=== TASK MATERIAL ===

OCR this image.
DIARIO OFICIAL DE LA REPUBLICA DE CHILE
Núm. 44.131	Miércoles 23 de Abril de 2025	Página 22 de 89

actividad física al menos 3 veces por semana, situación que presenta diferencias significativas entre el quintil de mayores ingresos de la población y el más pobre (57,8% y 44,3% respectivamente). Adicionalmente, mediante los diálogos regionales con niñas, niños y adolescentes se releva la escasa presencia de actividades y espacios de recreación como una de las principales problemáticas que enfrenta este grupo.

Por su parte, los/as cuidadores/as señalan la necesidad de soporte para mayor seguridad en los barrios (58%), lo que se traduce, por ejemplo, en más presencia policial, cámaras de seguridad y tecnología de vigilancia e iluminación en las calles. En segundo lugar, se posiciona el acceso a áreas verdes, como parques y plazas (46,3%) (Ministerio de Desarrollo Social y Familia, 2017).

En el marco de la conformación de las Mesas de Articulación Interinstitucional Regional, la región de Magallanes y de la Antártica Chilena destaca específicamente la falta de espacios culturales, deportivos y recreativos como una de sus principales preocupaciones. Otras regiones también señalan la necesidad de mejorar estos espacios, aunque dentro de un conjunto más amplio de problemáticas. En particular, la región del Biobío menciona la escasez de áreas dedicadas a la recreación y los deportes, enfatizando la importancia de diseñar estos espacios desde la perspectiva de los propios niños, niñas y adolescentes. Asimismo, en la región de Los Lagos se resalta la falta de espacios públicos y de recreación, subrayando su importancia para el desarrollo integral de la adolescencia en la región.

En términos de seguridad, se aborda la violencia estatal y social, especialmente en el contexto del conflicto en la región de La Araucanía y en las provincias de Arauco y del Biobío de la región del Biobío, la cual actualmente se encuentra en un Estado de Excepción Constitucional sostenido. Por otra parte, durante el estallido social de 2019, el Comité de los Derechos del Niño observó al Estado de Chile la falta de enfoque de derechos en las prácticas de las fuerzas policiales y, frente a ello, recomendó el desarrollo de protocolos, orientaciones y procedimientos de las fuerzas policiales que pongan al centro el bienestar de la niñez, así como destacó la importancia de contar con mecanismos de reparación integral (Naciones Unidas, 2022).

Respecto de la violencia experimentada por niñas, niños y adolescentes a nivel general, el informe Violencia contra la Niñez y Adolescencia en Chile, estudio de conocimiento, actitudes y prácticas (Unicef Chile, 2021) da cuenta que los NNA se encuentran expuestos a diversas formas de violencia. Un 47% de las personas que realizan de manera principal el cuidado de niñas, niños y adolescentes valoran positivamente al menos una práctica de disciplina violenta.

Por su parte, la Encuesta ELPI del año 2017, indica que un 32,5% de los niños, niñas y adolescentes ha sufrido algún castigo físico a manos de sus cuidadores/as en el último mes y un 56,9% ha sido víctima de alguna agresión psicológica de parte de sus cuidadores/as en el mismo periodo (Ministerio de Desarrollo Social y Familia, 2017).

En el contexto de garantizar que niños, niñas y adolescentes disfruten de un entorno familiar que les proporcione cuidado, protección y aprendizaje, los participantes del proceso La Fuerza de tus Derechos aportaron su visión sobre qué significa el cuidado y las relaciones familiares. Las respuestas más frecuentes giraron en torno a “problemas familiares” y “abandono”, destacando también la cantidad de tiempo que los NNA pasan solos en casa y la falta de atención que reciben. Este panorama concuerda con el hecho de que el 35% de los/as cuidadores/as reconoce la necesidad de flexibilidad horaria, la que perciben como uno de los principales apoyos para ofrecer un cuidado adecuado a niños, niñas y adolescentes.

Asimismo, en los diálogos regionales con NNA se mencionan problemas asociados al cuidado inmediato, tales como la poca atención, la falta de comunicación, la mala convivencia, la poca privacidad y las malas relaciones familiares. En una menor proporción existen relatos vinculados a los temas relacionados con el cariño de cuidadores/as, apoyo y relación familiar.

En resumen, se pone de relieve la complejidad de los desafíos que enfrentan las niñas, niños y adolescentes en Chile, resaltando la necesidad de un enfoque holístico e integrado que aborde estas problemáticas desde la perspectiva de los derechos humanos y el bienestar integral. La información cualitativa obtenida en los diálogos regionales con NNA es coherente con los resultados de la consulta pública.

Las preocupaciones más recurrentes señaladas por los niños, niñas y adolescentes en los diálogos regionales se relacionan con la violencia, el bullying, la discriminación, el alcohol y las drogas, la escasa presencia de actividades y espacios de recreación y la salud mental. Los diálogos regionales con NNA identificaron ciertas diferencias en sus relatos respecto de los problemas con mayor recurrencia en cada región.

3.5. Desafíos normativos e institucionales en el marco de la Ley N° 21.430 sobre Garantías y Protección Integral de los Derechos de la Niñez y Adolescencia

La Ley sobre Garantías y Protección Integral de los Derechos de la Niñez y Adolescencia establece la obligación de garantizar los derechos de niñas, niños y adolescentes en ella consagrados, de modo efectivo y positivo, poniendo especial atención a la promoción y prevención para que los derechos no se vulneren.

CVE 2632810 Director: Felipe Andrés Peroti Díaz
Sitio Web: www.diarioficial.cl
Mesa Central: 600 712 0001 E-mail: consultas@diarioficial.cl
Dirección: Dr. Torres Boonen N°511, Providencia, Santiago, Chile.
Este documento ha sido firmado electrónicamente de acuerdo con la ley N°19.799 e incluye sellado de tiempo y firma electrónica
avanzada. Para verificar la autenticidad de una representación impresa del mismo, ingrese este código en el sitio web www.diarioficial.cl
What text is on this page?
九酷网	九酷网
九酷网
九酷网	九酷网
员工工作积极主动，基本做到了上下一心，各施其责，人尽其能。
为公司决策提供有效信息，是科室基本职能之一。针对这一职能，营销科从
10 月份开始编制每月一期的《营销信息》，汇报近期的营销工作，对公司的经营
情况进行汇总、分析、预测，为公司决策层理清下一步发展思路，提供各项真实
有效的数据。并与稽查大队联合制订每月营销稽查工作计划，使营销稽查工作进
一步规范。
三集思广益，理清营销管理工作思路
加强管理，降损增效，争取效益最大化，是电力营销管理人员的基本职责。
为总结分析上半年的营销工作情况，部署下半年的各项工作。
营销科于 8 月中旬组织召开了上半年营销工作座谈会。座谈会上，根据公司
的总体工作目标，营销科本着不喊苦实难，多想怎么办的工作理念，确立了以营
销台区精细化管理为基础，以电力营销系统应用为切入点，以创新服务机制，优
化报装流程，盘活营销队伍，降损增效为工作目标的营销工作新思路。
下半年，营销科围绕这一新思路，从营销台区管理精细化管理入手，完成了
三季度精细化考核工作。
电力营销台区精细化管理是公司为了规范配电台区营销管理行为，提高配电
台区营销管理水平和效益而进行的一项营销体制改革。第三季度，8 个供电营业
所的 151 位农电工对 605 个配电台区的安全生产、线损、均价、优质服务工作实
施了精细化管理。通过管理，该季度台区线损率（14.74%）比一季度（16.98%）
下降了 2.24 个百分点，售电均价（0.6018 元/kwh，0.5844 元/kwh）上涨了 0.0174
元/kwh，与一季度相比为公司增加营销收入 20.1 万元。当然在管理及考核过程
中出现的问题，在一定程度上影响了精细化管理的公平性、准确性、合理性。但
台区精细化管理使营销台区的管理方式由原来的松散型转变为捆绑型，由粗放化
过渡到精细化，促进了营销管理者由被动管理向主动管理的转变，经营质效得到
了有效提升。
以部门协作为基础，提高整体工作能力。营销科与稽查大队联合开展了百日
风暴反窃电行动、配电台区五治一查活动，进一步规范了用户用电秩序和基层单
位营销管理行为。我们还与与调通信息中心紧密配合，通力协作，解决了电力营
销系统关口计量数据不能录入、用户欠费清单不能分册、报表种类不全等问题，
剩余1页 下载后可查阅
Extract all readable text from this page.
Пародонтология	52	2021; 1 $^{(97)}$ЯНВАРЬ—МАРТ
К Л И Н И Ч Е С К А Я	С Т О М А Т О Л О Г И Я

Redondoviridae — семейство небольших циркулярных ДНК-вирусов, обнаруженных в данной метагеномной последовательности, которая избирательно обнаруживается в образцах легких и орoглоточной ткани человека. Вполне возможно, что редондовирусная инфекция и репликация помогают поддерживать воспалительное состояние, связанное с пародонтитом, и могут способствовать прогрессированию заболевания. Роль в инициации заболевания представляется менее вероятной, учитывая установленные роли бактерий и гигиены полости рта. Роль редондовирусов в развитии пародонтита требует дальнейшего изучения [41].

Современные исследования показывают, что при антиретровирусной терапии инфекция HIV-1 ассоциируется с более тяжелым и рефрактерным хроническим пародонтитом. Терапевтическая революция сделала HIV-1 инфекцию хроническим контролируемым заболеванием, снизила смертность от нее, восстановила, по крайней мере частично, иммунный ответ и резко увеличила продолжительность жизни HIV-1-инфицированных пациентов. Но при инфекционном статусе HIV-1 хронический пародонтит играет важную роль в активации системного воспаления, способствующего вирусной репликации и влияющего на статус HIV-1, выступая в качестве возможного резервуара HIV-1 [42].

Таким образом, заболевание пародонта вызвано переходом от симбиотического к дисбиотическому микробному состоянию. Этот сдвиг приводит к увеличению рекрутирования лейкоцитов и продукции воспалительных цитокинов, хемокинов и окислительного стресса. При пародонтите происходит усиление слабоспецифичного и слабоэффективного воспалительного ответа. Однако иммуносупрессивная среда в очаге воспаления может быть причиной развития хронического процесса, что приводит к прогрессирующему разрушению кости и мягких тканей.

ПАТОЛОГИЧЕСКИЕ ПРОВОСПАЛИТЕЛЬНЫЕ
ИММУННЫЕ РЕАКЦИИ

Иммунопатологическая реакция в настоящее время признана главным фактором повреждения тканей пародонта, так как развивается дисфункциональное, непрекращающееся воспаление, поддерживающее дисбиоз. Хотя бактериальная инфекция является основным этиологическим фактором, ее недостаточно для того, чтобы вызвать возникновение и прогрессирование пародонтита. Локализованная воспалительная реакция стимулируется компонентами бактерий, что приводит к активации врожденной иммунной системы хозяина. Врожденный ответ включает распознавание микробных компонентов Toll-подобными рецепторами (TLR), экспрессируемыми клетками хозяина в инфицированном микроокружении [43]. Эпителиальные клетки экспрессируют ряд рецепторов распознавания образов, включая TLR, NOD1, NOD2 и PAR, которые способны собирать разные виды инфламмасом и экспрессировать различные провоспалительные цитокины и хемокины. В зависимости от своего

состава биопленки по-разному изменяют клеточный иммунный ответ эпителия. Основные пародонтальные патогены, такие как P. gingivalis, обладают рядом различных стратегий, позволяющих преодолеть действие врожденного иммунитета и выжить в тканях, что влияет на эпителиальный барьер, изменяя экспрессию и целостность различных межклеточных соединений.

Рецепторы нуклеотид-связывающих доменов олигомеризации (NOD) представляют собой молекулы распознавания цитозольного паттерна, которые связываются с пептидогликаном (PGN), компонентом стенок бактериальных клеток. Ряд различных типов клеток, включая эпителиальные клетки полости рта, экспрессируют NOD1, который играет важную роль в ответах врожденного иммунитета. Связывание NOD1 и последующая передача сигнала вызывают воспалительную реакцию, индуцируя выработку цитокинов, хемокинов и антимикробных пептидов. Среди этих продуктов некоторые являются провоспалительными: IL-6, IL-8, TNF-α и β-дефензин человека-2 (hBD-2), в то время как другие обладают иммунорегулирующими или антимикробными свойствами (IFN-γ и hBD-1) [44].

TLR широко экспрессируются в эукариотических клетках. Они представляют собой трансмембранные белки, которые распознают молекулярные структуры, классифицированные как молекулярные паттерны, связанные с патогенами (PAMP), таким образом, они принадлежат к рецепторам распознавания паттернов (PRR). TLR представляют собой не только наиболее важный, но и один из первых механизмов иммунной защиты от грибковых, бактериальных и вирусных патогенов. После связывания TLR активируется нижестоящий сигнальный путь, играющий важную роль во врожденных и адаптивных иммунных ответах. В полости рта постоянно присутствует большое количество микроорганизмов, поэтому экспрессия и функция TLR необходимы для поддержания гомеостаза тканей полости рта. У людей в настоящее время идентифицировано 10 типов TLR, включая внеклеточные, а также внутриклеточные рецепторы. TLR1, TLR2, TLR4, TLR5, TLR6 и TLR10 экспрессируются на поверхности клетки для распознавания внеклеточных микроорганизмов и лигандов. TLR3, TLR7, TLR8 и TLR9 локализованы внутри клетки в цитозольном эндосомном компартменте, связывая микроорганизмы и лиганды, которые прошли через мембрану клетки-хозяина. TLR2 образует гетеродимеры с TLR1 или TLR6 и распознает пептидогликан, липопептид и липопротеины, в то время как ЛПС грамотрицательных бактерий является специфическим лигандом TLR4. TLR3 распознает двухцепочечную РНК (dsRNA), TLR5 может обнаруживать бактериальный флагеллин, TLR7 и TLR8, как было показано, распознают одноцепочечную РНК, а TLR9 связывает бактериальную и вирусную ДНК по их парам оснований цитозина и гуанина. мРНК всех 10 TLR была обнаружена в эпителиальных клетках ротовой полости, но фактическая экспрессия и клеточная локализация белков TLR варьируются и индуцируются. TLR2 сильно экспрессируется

===

WRITTEN REQUEST = Pull out all lines in the data above that include "diarioficial".

FULL OUTPUT =
Sitio Web: www.diarioficial.cl
Mesa Central: 600 712 0001 E-mail: consultas@diarioficial.cl
avanzada. Para verificar la autenticidad de una representación impresa del mismo, ingrese este código en el sitio web www.diarioficial.cl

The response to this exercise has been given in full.